Wherever the string "JSON" occurs in a line of these records, report that line.

===== RECORD EXTRACTS

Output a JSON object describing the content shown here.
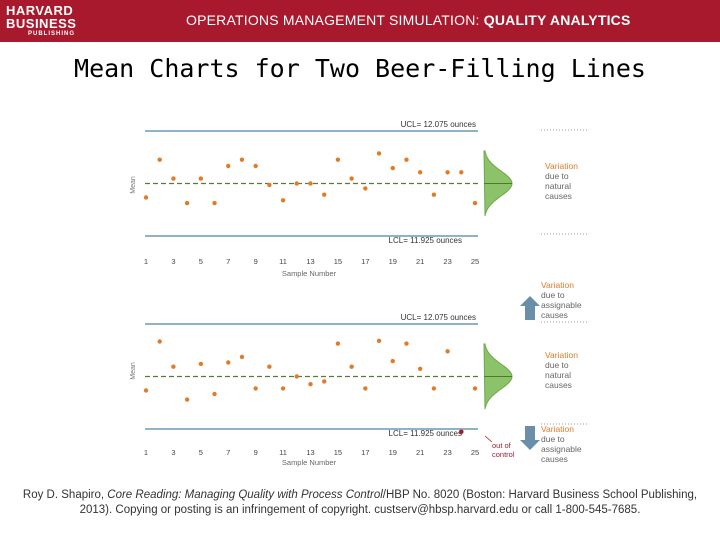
{
  "header": {
    "logo_line1": "HARVARD",
    "logo_line2": "BUSINESS",
    "logo_line3": "PUBLISHING",
    "title_normal": "OPERATIONS MANAGEMENT SIMULATION: ",
    "title_bold": "QUALITY ANALYTICS"
  },
  "slide": {
    "title": "Mean Charts for Two Beer-Filling Lines"
  },
  "caption": {
    "author": "Roy D. Shapiro, ",
    "work": "Core Reading: Managing Quality with Process Control",
    "rest1": "/HBP No. 8020 (Boston: Harvard Business School Publishing,",
    "rest2": "2013). Copying or posting is an infringement of copyright. custserv@hbsp.harvard.edu or call 1-800-545-7685."
  },
  "colors": {
    "header_bg": "#a8192e",
    "limit_line": "#8fb3c4",
    "points": "#e07b29",
    "out_of_control": "#a8192e",
    "center_line": "#5a7a3a",
    "bell_fill": "#8cc269",
    "arrow": "#6b8fa8",
    "annotation_text": "#e07b29"
  },
  "chart_data": [
    {
      "type": "scatter",
      "title": "",
      "xlabel": "Sample Number",
      "ylabel": "Mean",
      "xticks": [
        1,
        3,
        5,
        7,
        9,
        11,
        13,
        15,
        17,
        19,
        21,
        23,
        25
      ],
      "ylim": [
        11.92,
        12.08
      ],
      "ucl": 12.075,
      "lcl": 11.925,
      "ucl_label": "UCL= 12.075 ounces",
      "lcl_label": "LCL= 11.925 ounces",
      "points": [
        {
          "x": 1,
          "y": 11.98
        },
        {
          "x": 2,
          "y": 12.034
        },
        {
          "x": 3,
          "y": 12.007
        },
        {
          "x": 4,
          "y": 11.972
        },
        {
          "x": 5,
          "y": 12.007
        },
        {
          "x": 6,
          "y": 11.972
        },
        {
          "x": 7,
          "y": 12.025
        },
        {
          "x": 8,
          "y": 12.034
        },
        {
          "x": 9,
          "y": 12.025
        },
        {
          "x": 10,
          "y": 11.998
        },
        {
          "x": 11,
          "y": 11.976
        },
        {
          "x": 12,
          "y": 12.0
        },
        {
          "x": 13,
          "y": 12.0
        },
        {
          "x": 14,
          "y": 11.984
        },
        {
          "x": 15,
          "y": 12.034
        },
        {
          "x": 16,
          "y": 12.007
        },
        {
          "x": 17,
          "y": 11.993
        },
        {
          "x": 18,
          "y": 12.043
        },
        {
          "x": 19,
          "y": 12.022
        },
        {
          "x": 20,
          "y": 12.034
        },
        {
          "x": 21,
          "y": 12.016
        },
        {
          "x": 22,
          "y": 11.984
        },
        {
          "x": 23,
          "y": 12.016
        },
        {
          "x": 24,
          "y": 12.016
        },
        {
          "x": 25,
          "y": 11.972
        }
      ],
      "annotations": [
        {
          "text_lines": [
            "Variation",
            "due to",
            "natural",
            "causes"
          ]
        }
      ]
    },
    {
      "type": "scatter",
      "title": "",
      "xlabel": "Sample Number",
      "ylabel": "Mean",
      "xticks": [
        1,
        3,
        5,
        7,
        9,
        11,
        13,
        15,
        17,
        19,
        21,
        23,
        25
      ],
      "ylim": [
        11.92,
        12.08
      ],
      "ucl": 12.075,
      "lcl": 11.925,
      "ucl_label": "UCL= 12.075 ounces",
      "lcl_label": "LCL= 11.925 ounces",
      "points": [
        {
          "x": 1,
          "y": 11.98
        },
        {
          "x": 2,
          "y": 12.05
        },
        {
          "x": 3,
          "y": 12.014
        },
        {
          "x": 4,
          "y": 11.967
        },
        {
          "x": 5,
          "y": 12.018
        },
        {
          "x": 6,
          "y": 11.975
        },
        {
          "x": 7,
          "y": 12.02
        },
        {
          "x": 8,
          "y": 12.028
        },
        {
          "x": 9,
          "y": 11.983
        },
        {
          "x": 10,
          "y": 12.014
        },
        {
          "x": 11,
          "y": 11.983
        },
        {
          "x": 12,
          "y": 12.0
        },
        {
          "x": 13,
          "y": 11.989
        },
        {
          "x": 14,
          "y": 11.993
        },
        {
          "x": 15,
          "y": 12.047
        },
        {
          "x": 16,
          "y": 12.014
        },
        {
          "x": 17,
          "y": 11.983
        },
        {
          "x": 18,
          "y": 12.051
        },
        {
          "x": 19,
          "y": 12.022
        },
        {
          "x": 20,
          "y": 12.047
        },
        {
          "x": 21,
          "y": 12.011
        },
        {
          "x": 22,
          "y": 11.983
        },
        {
          "x": 23,
          "y": 12.036
        },
        {
          "x": 24,
          "y": 11.921
        },
        {
          "x": 25,
          "y": 11.983
        }
      ],
      "out_of_control_x": 24,
      "out_of_control_label": [
        "out of",
        "control"
      ],
      "annotations": [
        {
          "text_lines": [
            "Variation",
            "due to",
            "assignable",
            "causes"
          ]
        },
        {
          "text_lines": [
            "Variation",
            "due to",
            "natural",
            "causes"
          ]
        },
        {
          "text_lines": [
            "Variation",
            "due to",
            "assignable",
            "causes"
          ]
        }
      ]
    }
  ]
}
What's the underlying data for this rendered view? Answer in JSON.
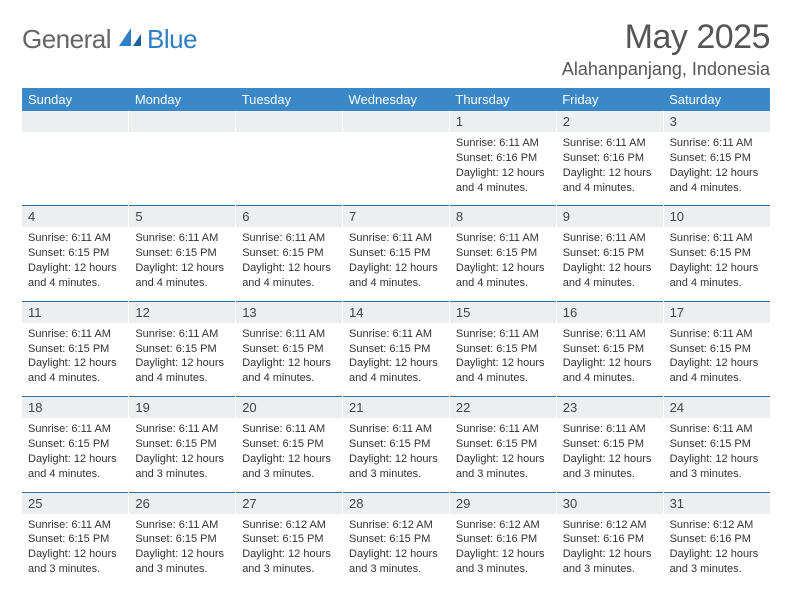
{
  "logo": {
    "word1": "General",
    "word2": "Blue"
  },
  "title": "May 2025",
  "location": "Alahanpanjang, Indonesia",
  "colors": {
    "header_bg": "#3a88c8",
    "daynum_bg": "#eceeef",
    "week_sep": "#2f6fa8",
    "logo_gray": "#666666",
    "logo_blue": "#2f7fc4",
    "text": "#333333",
    "title_color": "#555555"
  },
  "typography": {
    "month_title_size": 34,
    "location_size": 18,
    "dow_size": 13,
    "daynum_size": 13,
    "cell_size": 11
  },
  "day_names": [
    "Sunday",
    "Monday",
    "Tuesday",
    "Wednesday",
    "Thursday",
    "Friday",
    "Saturday"
  ],
  "weeks": [
    [
      null,
      null,
      null,
      null,
      {
        "n": "1",
        "sr": "Sunrise: 6:11 AM",
        "ss": "Sunset: 6:16 PM",
        "d1": "Daylight: 12 hours",
        "d2": "and 4 minutes."
      },
      {
        "n": "2",
        "sr": "Sunrise: 6:11 AM",
        "ss": "Sunset: 6:16 PM",
        "d1": "Daylight: 12 hours",
        "d2": "and 4 minutes."
      },
      {
        "n": "3",
        "sr": "Sunrise: 6:11 AM",
        "ss": "Sunset: 6:15 PM",
        "d1": "Daylight: 12 hours",
        "d2": "and 4 minutes."
      }
    ],
    [
      {
        "n": "4",
        "sr": "Sunrise: 6:11 AM",
        "ss": "Sunset: 6:15 PM",
        "d1": "Daylight: 12 hours",
        "d2": "and 4 minutes."
      },
      {
        "n": "5",
        "sr": "Sunrise: 6:11 AM",
        "ss": "Sunset: 6:15 PM",
        "d1": "Daylight: 12 hours",
        "d2": "and 4 minutes."
      },
      {
        "n": "6",
        "sr": "Sunrise: 6:11 AM",
        "ss": "Sunset: 6:15 PM",
        "d1": "Daylight: 12 hours",
        "d2": "and 4 minutes."
      },
      {
        "n": "7",
        "sr": "Sunrise: 6:11 AM",
        "ss": "Sunset: 6:15 PM",
        "d1": "Daylight: 12 hours",
        "d2": "and 4 minutes."
      },
      {
        "n": "8",
        "sr": "Sunrise: 6:11 AM",
        "ss": "Sunset: 6:15 PM",
        "d1": "Daylight: 12 hours",
        "d2": "and 4 minutes."
      },
      {
        "n": "9",
        "sr": "Sunrise: 6:11 AM",
        "ss": "Sunset: 6:15 PM",
        "d1": "Daylight: 12 hours",
        "d2": "and 4 minutes."
      },
      {
        "n": "10",
        "sr": "Sunrise: 6:11 AM",
        "ss": "Sunset: 6:15 PM",
        "d1": "Daylight: 12 hours",
        "d2": "and 4 minutes."
      }
    ],
    [
      {
        "n": "11",
        "sr": "Sunrise: 6:11 AM",
        "ss": "Sunset: 6:15 PM",
        "d1": "Daylight: 12 hours",
        "d2": "and 4 minutes."
      },
      {
        "n": "12",
        "sr": "Sunrise: 6:11 AM",
        "ss": "Sunset: 6:15 PM",
        "d1": "Daylight: 12 hours",
        "d2": "and 4 minutes."
      },
      {
        "n": "13",
        "sr": "Sunrise: 6:11 AM",
        "ss": "Sunset: 6:15 PM",
        "d1": "Daylight: 12 hours",
        "d2": "and 4 minutes."
      },
      {
        "n": "14",
        "sr": "Sunrise: 6:11 AM",
        "ss": "Sunset: 6:15 PM",
        "d1": "Daylight: 12 hours",
        "d2": "and 4 minutes."
      },
      {
        "n": "15",
        "sr": "Sunrise: 6:11 AM",
        "ss": "Sunset: 6:15 PM",
        "d1": "Daylight: 12 hours",
        "d2": "and 4 minutes."
      },
      {
        "n": "16",
        "sr": "Sunrise: 6:11 AM",
        "ss": "Sunset: 6:15 PM",
        "d1": "Daylight: 12 hours",
        "d2": "and 4 minutes."
      },
      {
        "n": "17",
        "sr": "Sunrise: 6:11 AM",
        "ss": "Sunset: 6:15 PM",
        "d1": "Daylight: 12 hours",
        "d2": "and 4 minutes."
      }
    ],
    [
      {
        "n": "18",
        "sr": "Sunrise: 6:11 AM",
        "ss": "Sunset: 6:15 PM",
        "d1": "Daylight: 12 hours",
        "d2": "and 4 minutes."
      },
      {
        "n": "19",
        "sr": "Sunrise: 6:11 AM",
        "ss": "Sunset: 6:15 PM",
        "d1": "Daylight: 12 hours",
        "d2": "and 3 minutes."
      },
      {
        "n": "20",
        "sr": "Sunrise: 6:11 AM",
        "ss": "Sunset: 6:15 PM",
        "d1": "Daylight: 12 hours",
        "d2": "and 3 minutes."
      },
      {
        "n": "21",
        "sr": "Sunrise: 6:11 AM",
        "ss": "Sunset: 6:15 PM",
        "d1": "Daylight: 12 hours",
        "d2": "and 3 minutes."
      },
      {
        "n": "22",
        "sr": "Sunrise: 6:11 AM",
        "ss": "Sunset: 6:15 PM",
        "d1": "Daylight: 12 hours",
        "d2": "and 3 minutes."
      },
      {
        "n": "23",
        "sr": "Sunrise: 6:11 AM",
        "ss": "Sunset: 6:15 PM",
        "d1": "Daylight: 12 hours",
        "d2": "and 3 minutes."
      },
      {
        "n": "24",
        "sr": "Sunrise: 6:11 AM",
        "ss": "Sunset: 6:15 PM",
        "d1": "Daylight: 12 hours",
        "d2": "and 3 minutes."
      }
    ],
    [
      {
        "n": "25",
        "sr": "Sunrise: 6:11 AM",
        "ss": "Sunset: 6:15 PM",
        "d1": "Daylight: 12 hours",
        "d2": "and 3 minutes."
      },
      {
        "n": "26",
        "sr": "Sunrise: 6:11 AM",
        "ss": "Sunset: 6:15 PM",
        "d1": "Daylight: 12 hours",
        "d2": "and 3 minutes."
      },
      {
        "n": "27",
        "sr": "Sunrise: 6:12 AM",
        "ss": "Sunset: 6:15 PM",
        "d1": "Daylight: 12 hours",
        "d2": "and 3 minutes."
      },
      {
        "n": "28",
        "sr": "Sunrise: 6:12 AM",
        "ss": "Sunset: 6:15 PM",
        "d1": "Daylight: 12 hours",
        "d2": "and 3 minutes."
      },
      {
        "n": "29",
        "sr": "Sunrise: 6:12 AM",
        "ss": "Sunset: 6:16 PM",
        "d1": "Daylight: 12 hours",
        "d2": "and 3 minutes."
      },
      {
        "n": "30",
        "sr": "Sunrise: 6:12 AM",
        "ss": "Sunset: 6:16 PM",
        "d1": "Daylight: 12 hours",
        "d2": "and 3 minutes."
      },
      {
        "n": "31",
        "sr": "Sunrise: 6:12 AM",
        "ss": "Sunset: 6:16 PM",
        "d1": "Daylight: 12 hours",
        "d2": "and 3 minutes."
      }
    ]
  ]
}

==========

THE ANSWER:
Output a JSON object describing the content shown here.
What's the underlying data for this rendered view? Answer in JSON.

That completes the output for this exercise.